## What the task asks
Repeat each line word for word.

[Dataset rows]
═══

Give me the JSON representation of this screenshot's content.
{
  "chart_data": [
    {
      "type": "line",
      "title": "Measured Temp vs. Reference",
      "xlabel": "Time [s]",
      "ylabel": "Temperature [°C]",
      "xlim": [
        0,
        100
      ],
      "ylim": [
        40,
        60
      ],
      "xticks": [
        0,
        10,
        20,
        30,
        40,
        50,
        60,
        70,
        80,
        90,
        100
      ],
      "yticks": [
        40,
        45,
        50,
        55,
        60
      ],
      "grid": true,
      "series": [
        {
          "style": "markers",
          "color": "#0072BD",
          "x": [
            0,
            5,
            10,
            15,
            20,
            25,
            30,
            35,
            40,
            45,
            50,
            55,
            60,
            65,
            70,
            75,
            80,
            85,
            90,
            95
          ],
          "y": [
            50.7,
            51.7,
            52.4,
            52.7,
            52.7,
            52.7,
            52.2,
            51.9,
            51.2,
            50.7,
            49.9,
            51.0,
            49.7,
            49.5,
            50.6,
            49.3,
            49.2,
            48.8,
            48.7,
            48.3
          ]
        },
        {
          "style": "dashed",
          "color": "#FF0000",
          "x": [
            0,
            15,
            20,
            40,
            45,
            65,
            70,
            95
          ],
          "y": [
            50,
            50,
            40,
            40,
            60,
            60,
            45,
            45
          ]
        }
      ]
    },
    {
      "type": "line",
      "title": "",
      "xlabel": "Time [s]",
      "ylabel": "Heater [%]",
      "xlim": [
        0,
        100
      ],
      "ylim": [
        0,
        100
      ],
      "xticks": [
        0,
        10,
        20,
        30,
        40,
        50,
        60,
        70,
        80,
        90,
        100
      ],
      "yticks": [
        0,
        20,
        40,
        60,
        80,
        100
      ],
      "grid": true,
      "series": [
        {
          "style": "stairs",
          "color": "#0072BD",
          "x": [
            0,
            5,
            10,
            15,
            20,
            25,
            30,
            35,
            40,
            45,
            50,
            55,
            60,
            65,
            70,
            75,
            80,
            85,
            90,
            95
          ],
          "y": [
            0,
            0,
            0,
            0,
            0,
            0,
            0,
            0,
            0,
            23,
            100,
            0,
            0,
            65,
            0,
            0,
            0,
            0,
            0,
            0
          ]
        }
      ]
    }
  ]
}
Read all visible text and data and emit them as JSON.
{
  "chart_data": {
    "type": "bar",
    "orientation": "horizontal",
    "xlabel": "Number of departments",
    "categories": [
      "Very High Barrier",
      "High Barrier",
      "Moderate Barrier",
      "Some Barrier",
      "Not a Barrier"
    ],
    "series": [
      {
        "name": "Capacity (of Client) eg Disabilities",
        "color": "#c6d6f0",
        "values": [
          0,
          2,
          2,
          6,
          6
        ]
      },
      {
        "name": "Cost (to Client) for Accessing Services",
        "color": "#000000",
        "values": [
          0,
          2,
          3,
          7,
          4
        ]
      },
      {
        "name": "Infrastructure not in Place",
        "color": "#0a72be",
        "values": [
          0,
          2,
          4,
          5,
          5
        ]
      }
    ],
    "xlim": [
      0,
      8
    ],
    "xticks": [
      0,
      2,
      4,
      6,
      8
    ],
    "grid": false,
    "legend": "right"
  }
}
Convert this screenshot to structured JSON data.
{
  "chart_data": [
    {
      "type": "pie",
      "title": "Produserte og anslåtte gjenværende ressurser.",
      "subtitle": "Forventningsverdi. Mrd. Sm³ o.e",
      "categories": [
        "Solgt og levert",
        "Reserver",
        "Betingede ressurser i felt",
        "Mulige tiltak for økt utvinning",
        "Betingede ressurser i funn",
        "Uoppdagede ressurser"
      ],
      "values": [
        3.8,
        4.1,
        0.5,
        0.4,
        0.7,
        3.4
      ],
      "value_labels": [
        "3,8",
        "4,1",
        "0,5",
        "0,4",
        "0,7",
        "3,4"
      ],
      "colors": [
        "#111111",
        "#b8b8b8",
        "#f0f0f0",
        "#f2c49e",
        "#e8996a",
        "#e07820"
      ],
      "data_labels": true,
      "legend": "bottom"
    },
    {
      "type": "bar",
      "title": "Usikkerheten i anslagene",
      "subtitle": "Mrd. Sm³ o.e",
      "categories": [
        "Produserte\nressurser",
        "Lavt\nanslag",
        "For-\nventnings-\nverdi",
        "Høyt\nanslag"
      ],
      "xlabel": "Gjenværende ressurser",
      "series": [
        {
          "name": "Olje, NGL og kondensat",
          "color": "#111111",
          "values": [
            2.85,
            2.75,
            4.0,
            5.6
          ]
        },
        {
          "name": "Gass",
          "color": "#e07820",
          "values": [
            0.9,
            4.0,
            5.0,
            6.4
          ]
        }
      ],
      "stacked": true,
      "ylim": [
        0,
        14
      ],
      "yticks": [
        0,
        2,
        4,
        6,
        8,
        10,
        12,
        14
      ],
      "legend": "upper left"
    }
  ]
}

═══

## Reply to the task
Give me the JSON representation of this screenshot's content.
{
  "chart_data": [
    {
      "type": "line",
      "title": "Measured Temp vs. Reference",
      "xlabel": "Time [s]",
      "ylabel": "Temperature [°C]",
      "xlim": [
        0,
        100
      ],
      "ylim": [
        40,
        60
      ],
      "xticks": [
        0,
        10,
        20,
        30,
        40,
        50,
        60,
        70,
        80,
        90,
        100
      ],
      "yticks": [
        40,
        45,
        50,
        55,
        60
      ],
      "grid": true,
      "series": [
        {
          "style": "markers",
          "color": "#0072BD",
          "x": [
            0,
            5,
            10,
            15,
            20,
            25,
            30,
            35,
            40,
            45,
            50,
            55,
            60,
            65,
            70,
            75,
            80,
            85,
            90,
            95
          ],
          "y": [
            50.7,
            51.7,
            52.4,
            52.7,
            52.7,
            52.7,
            52.2,
            51.9,
            51.2,
            50.7,
            49.9,
            51.0,
            49.7,
            49.5,
            50.6,
            49.3,
            49.2,
            48.8,
            48.7,
            48.3
          ]
        },
        {
          "style": "dashed",
          "color": "#FF0000",
          "x": [
            0,
            15,
            20,
            40,
            45,
            65,
            70,
            95
          ],
          "y": [
            50,
            50,
            40,
            40,
            60,
            60,
            45,
            45
          ]
        }
      ]
    },
    {
      "type": "line",
      "title": "",
      "xlabel": "Time [s]",
      "ylabel": "Heater [%]",
      "xlim": [
        0,
        100
      ],
      "ylim": [
        0,
        100
      ],
      "xticks": [
        0,
        10,
        20,
        30,
        40,
        50,
        60,
        70,
        80,
        90,
        100
      ],
      "yticks": [
        0,
        20,
        40,
        60,
        80,
        100
      ],
      "grid": true,
      "series": [
        {
          "style": "stairs",
          "color": "#0072BD",
          "x": [
            0,
            5,
            10,
            15,
            20,
            25,
            30,
            35,
            40,
            45,
            50,
            55,
            60,
            65,
            70,
            75,
            80,
            85,
            90,
            95
          ],
          "y": [
            0,
            0,
            0,
            0,
            0,
            0,
            0,
            0,
            0,
            23,
            100,
            0,
            0,
            65,
            0,
            0,
            0,
            0,
            0,
            0
          ]
        }
      ]
    }
  ]
}
Read all visible text and data and emit them as JSON.
{
  "chart_data": {
    "type": "bar",
    "orientation": "horizontal",
    "xlabel": "Number of departments",
    "categories": [
      "Very High Barrier",
      "High Barrier",
      "Moderate Barrier",
      "Some Barrier",
      "Not a Barrier"
    ],
    "series": [
      {
        "name": "Capacity (of Client) eg Disabilities",
        "color": "#c6d6f0",
        "values": [
          0,
          2,
          2,
          6,
          6
        ]
      },
      {
        "name": "Cost (to Client) for Accessing Services",
        "color": "#000000",
        "values": [
          0,
          2,
          3,
          7,
          4
        ]
      },
      {
        "name": "Infrastructure not in Place",
        "color": "#0a72be",
        "values": [
          0,
          2,
          4,
          5,
          5
        ]
      }
    ],
    "xlim": [
      0,
      8
    ],
    "xticks": [
      0,
      2,
      4,
      6,
      8
    ],
    "grid": false,
    "legend": "right"
  }
}
Convert this screenshot to structured JSON data.
{
  "chart_data": [
    {
      "type": "pie",
      "title": "Produserte og anslåtte gjenværende ressurser.",
      "subtitle": "Forventningsverdi. Mrd. Sm³ o.e",
      "categories": [
        "Solgt og levert",
        "Reserver",
        "Betingede ressurser i felt",
        "Mulige tiltak for økt utvinning",
        "Betingede ressurser i funn",
        "Uoppdagede ressurser"
      ],
      "values": [
        3.8,
        4.1,
        0.5,
        0.4,
        0.7,
        3.4
      ],
      "value_labels": [
        "3,8",
        "4,1",
        "0,5",
        "0,4",
        "0,7",
        "3,4"
      ],
      "colors": [
        "#111111",
        "#b8b8b8",
        "#f0f0f0",
        "#f2c49e",
        "#e8996a",
        "#e07820"
      ],
      "data_labels": true,
      "legend": "bottom"
    },
    {
      "type": "bar",
      "title": "Usikkerheten i anslagene",
      "subtitle": "Mrd. Sm³ o.e",
      "categories": [
        "Produserte\nressurser",
        "Lavt\nanslag",
        "For-\nventnings-\nverdi",
        "Høyt\nanslag"
      ],
      "xlabel": "Gjenværende ressurser",
      "series": [
        {
          "name": "Olje, NGL og kondensat",
          "color": "#111111",
          "values": [
            2.85,
            2.75,
            4.0,
            5.6
          ]
        },
        {
          "name": "Gass",
          "color": "#e07820",
          "values": [
            0.9,
            4.0,
            5.0,
            6.4
          ]
        }
      ],
      "stacked": true,
      "ylim": [
        0,
        14
      ],
      "yticks": [
        0,
        2,
        4,
        6,
        8,
        10,
        12,
        14
      ],
      "legend": "upper left"
    }
  ]
}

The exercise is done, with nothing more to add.